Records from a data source
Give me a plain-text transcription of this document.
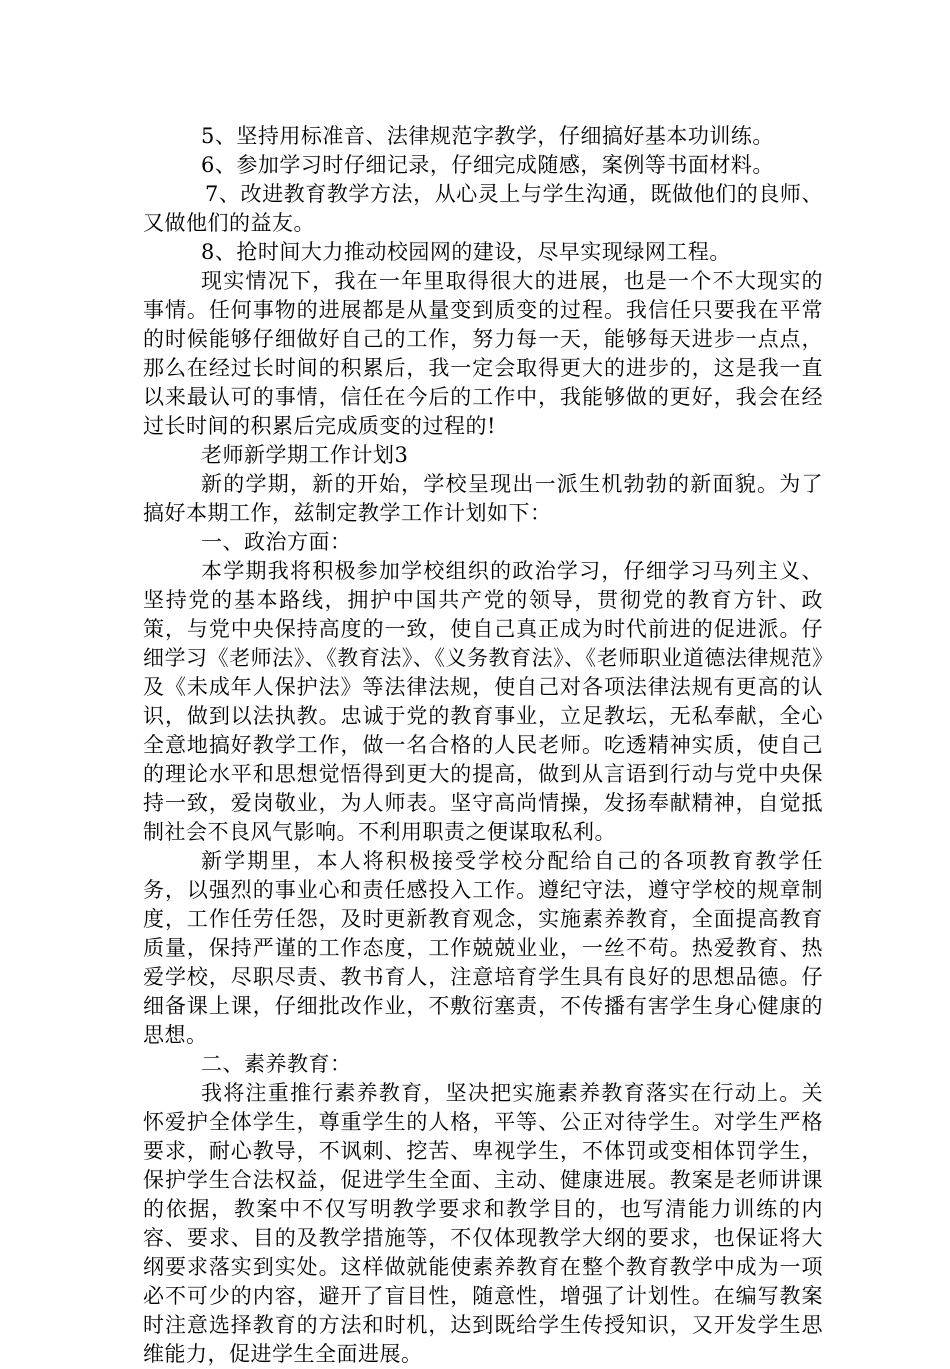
5、坚持用标准音、法律规范字教学，仔细搞好基本功训练。

6、参加学习时仔细记录，仔细完成随感，案例等书面材料。

7、改进教育教学方法，从心灵上与学生沟通，既做他们的良师、又做他们的益友。

8、抢时间大力推动校园网的建设，尽早实现绿网工程。

现实情况下，我在一年里取得很大的进展，也是一个不大现实的事情。任何事物的进展都是从量变到质变的过程。我信任只要我在平常的时候能够仔细做好自己的工作，努力每一天，能够每天进步一点点，那么在经过长时间的积累后，我一定会取得更大的进步的，这是我一直以来最认可的事情，信任在今后的工作中，我能够做的更好，我会在经过长时间的积累后完成质变的过程的!

老师新学期工作计划3

新的学期，新的开始，学校呈现出一派生机勃勃的新面貌。为了搞好本期工作，兹制定教学工作计划如下：

一、政治方面：

本学期我将积极参加学校组织的政治学习，仔细学习马列主义、坚持党的基本路线，拥护中国共产党的领导，贯彻党的教育方针、政策，与党中央保持高度的一致，使自己真正成为时代前进的促进派。仔细学习《老师法》、《教育法》、《义务教育法》、《老师职业道德法律规范》及《未成年人保护法》等法律法规，使自己对各项法律法规有更高的认识，做到以法执教。忠诚于党的教育事业，立足教坛，无私奉献，全心全意地搞好教学工作，做一名合格的人民老师。吃透精神实质，使自己的理论水平和思想觉悟得到更大的提高，做到从言语到行动与党中央保持一致，爱岗敬业，为人师表。坚守高尚情操，发扬奉献精神，自觉抵制社会不良风气影响。不利用职责之便谋取私利。

新学期里，本人将积极接受学校分配给自己的各项教育教学任务，以强烈的事业心和责任感投入工作。遵纪守法，遵守学校的规章制度，工作任劳任怨，及时更新教育观念，实施素养教育，全面提高教育质量，保持严谨的工作态度，工作兢兢业业，一丝不苟。热爱教育、热爱学校，尽职尽责、教书育人，注意培育学生具有良好的思想品德。仔细备课上课，仔细批改作业，不敷衍塞责，不传播有害学生身心健康的思想。

二、素养教育：

我将注重推行素养教育，坚决把实施素养教育落实在行动上。关怀爱护全体学生，尊重学生的人格，平等、公正对待学生。对学生严格要求，耐心教导，不讽刺、挖苦、卑视学生，不体罚或变相体罚学生，保护学生合法权益，促进学生全面、主动、健康进展。教案是老师讲课的依据，教案中不仅写明教学要求和教学目的，也写清能力训练的内容、要求、目的及教学措施等，不仅体现教学大纲的要求，也保证将大纲要求落实到实处。这样做就能使素养教育在整个教育教学中成为一项必不可少的内容，避开了盲目性，随意性，增强了计划性。在编写教案时注意选择教育的方法和时机，达到既给学生传授知识，又开发学生思维能力，促进学生全面进展。
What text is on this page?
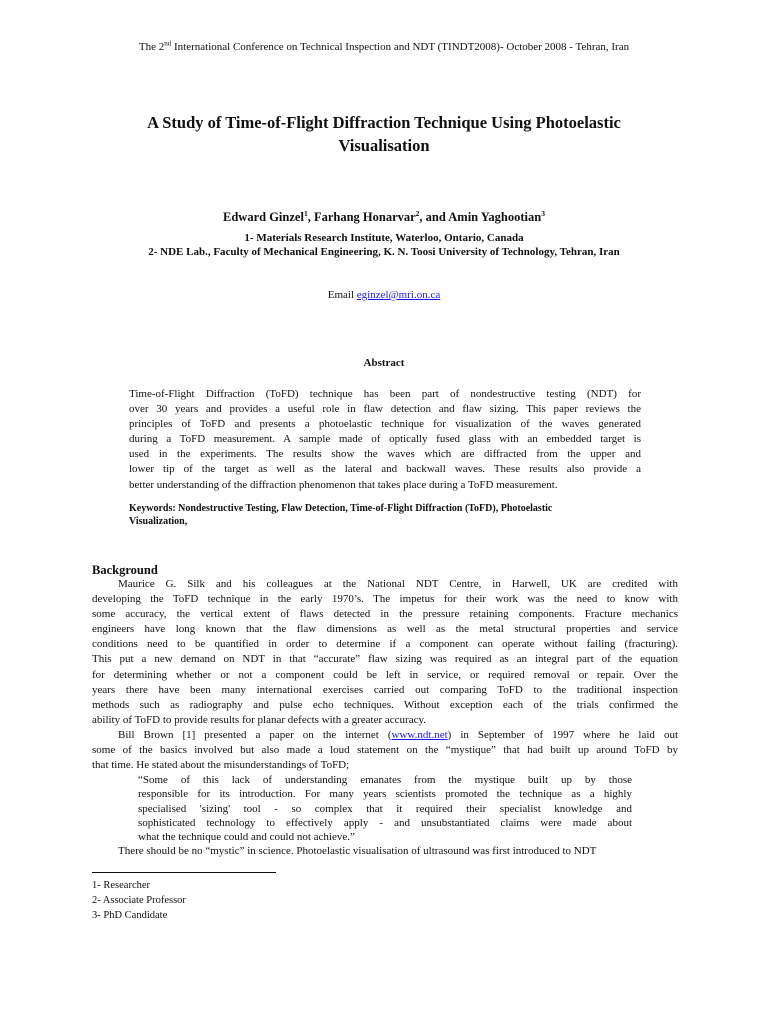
The 2nd International Conference on Technical Inspection and NDT (TINDT2008)- October 2008 - Tehran, Iran
A Study of Time-of-Flight Diffraction Technique Using Photoelastic
Visualisation
Edward Ginzel$^1$, Farhang Honarvar$^2$, and Amin Yaghootian$^3$
1- Materials Research Institute, Waterloo, Ontario, Canada
2- NDE Lab., Faculty of Mechanical Engineering, K. N. Toosi University of Technology, Tehran, Iran
Email eginzel@mri.on.ca
Abstract
Time-of-Flight Diffraction (ToFD) technique has been part of nondestructive testing (NDT) for
over 30 years and provides a useful role in flaw detection and flaw sizing. This paper reviews the
principles of ToFD and presents a photoelastic technique for visualization of the waves generated
during a ToFD measurement. A sample made of optically fused glass with an embedded target is
used in the experiments. The results show the waves which are diffracted from the upper and
lower tip of the target as well as the lateral and backwall waves. These results also provide a
better understanding of the diffraction phenomenon that takes place during a ToFD measurement.
Keywords: Nondestructive Testing, Flaw Detection, Time-of-Flight Diffraction (ToFD), Photoelastic
Visualization,
Background
Maurice G. Silk and his colleagues at the National NDT Centre, in Harwell, UK are credited with
developing the ToFD technique in the early 1970’s. The impetus for their work was the need to know with
some accuracy, the vertical extent of flaws detected in the pressure retaining components. Fracture mechanics
engineers have long known that the flaw dimensions as well as the metal structural properties and service
conditions need to be quantified in order to determine if a component can operate without failing (fracturing).
This put a new demand on NDT in that “accurate” flaw sizing was required as an integral part of the equation
for determining whether or not a component could be left in service, or required removal or repair. Over the
years there have been many international exercises carried out comparing ToFD to the traditional inspection
methods such as radiography and pulse echo techniques. Without exception each of the trials confirmed the
ability of ToFD to provide results for planar defects with a greater accuracy.
Bill Brown [1] presented a paper on the internet (www.ndt.net) in September of 1997 where he laid out
some of the basics involved but also made a loud statement on the “mystique” that had built up around ToFD by
that time. He stated about the misunderstandings of ToFD;
“Some of this lack of understanding emanates from the mystique built up by those
responsible for its introduction. For many years scientists promoted the technique as a highly
specialised 'sizing' tool - so complex that it required their specialist knowledge and
sophisticated technology to effectively apply - and unsubstantiated claims were made about
what the technique could and could not achieve.”
There should be no “mystic” in science. Photoelastic visualisation of ultrasound was first introduced to NDT
1- Researcher
2- Associate Professor
3- PhD Candidate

**Task objective**
Restate the data above word for word. Do not include the images.

**Final answer**
Give me a plain-text transcription of this document.
5、坚持用标准音、法律规范字教学，仔细搞好基本功训练。

6、参加学习时仔细记录，仔细完成随感，案例等书面材料。

7、改进教育教学方法，从心灵上与学生沟通，既做他们的良师、又做他们的益友。

8、抢时间大力推动校园网的建设，尽早实现绿网工程。

现实情况下，我在一年里取得很大的进展，也是一个不大现实的事情。任何事物的进展都是从量变到质变的过程。我信任只要我在平常的时候能够仔细做好自己的工作，努力每一天，能够每天进步一点点，那么在经过长时间的积累后，我一定会取得更大的进步的，这是我一直以来最认可的事情，信任在今后的工作中，我能够做的更好，我会在经过长时间的积累后完成质变的过程的!

老师新学期工作计划3

新的学期，新的开始，学校呈现出一派生机勃勃的新面貌。为了搞好本期工作，兹制定教学工作计划如下：

一、政治方面：

本学期我将积极参加学校组织的政治学习，仔细学习马列主义、坚持党的基本路线，拥护中国共产党的领导，贯彻党的教育方针、政策，与党中央保持高度的一致，使自己真正成为时代前进的促进派。仔细学习《老师法》、《教育法》、《义务教育法》、《老师职业道德法律规范》及《未成年人保护法》等法律法规，使自己对各项法律法规有更高的认识，做到以法执教。忠诚于党的教育事业，立足教坛，无私奉献，全心全意地搞好教学工作，做一名合格的人民老师。吃透精神实质，使自己的理论水平和思想觉悟得到更大的提高，做到从言语到行动与党中央保持一致，爱岗敬业，为人师表。坚守高尚情操，发扬奉献精神，自觉抵制社会不良风气影响。不利用职责之便谋取私利。

新学期里，本人将积极接受学校分配给自己的各项教育教学任务，以强烈的事业心和责任感投入工作。遵纪守法，遵守学校的规章制度，工作任劳任怨，及时更新教育观念，实施素养教育，全面提高教育质量，保持严谨的工作态度，工作兢兢业业，一丝不苟。热爱教育、热爱学校，尽职尽责、教书育人，注意培育学生具有良好的思想品德。仔细备课上课，仔细批改作业，不敷衍塞责，不传播有害学生身心健康的思想。

二、素养教育：

我将注重推行素养教育，坚决把实施素养教育落实在行动上。关怀爱护全体学生，尊重学生的人格，平等、公正对待学生。对学生严格要求，耐心教导，不讽刺、挖苦、卑视学生，不体罚或变相体罚学生，保护学生合法权益，促进学生全面、主动、健康进展。教案是老师讲课的依据，教案中不仅写明教学要求和教学目的，也写清能力训练的内容、要求、目的及教学措施等，不仅体现教学大纲的要求，也保证将大纲要求落实到实处。这样做就能使素养教育在整个教育教学中成为一项必不可少的内容，避开了盲目性，随意性，增强了计划性。在编写教案时注意选择教育的方法和时机，达到既给学生传授知识，又开发学生思维能力，促进学生全面进展。
What text is on this page?
The 2nd International Conference on Technical Inspection and NDT (TINDT2008)- October 2008 - Tehran, Iran
A Study of Time-of-Flight Diffraction Technique Using Photoelastic
Visualisation
Edward Ginzel$^1$, Farhang Honarvar$^2$, and Amin Yaghootian$^3$
1- Materials Research Institute, Waterloo, Ontario, Canada
2- NDE Lab., Faculty of Mechanical Engineering, K. N. Toosi University of Technology, Tehran, Iran
Email eginzel@mri.on.ca
Abstract
Time-of-Flight Diffraction (ToFD) technique has been part of nondestructive testing (NDT) for
over 30 years and provides a useful role in flaw detection and flaw sizing. This paper reviews the
principles of ToFD and presents a photoelastic technique for visualization of the waves generated
during a ToFD measurement. A sample made of optically fused glass with an embedded target is
used in the experiments. The results show the waves which are diffracted from the upper and
lower tip of the target as well as the lateral and backwall waves. These results also provide a
better understanding of the diffraction phenomenon that takes place during a ToFD measurement.
Keywords: Nondestructive Testing, Flaw Detection, Time-of-Flight Diffraction (ToFD), Photoelastic
Visualization,
Background
Maurice G. Silk and his colleagues at the National NDT Centre, in Harwell, UK are credited with
developing the ToFD technique in the early 1970’s. The impetus for their work was the need to know with
some accuracy, the vertical extent of flaws detected in the pressure retaining components. Fracture mechanics
engineers have long known that the flaw dimensions as well as the metal structural properties and service
conditions need to be quantified in order to determine if a component can operate without failing (fracturing).
This put a new demand on NDT in that “accurate” flaw sizing was required as an integral part of the equation
for determining whether or not a component could be left in service, or required removal or repair. Over the
years there have been many international exercises carried out comparing ToFD to the traditional inspection
methods such as radiography and pulse echo techniques. Without exception each of the trials confirmed the
ability of ToFD to provide results for planar defects with a greater accuracy.
Bill Brown [1] presented a paper on the internet (www.ndt.net) in September of 1997 where he laid out
some of the basics involved but also made a loud statement on the “mystique” that had built up around ToFD by
that time. He stated about the misunderstandings of ToFD;
“Some of this lack of understanding emanates from the mystique built up by those
responsible for its introduction. For many years scientists promoted the technique as a highly
specialised 'sizing' tool - so complex that it required their specialist knowledge and
sophisticated technology to effectively apply - and unsubstantiated claims were made about
what the technique could and could not achieve.”
There should be no “mystic” in science. Photoelastic visualisation of ultrasound was first introduced to NDT
1- Researcher
2- Associate Professor
3- PhD Candidate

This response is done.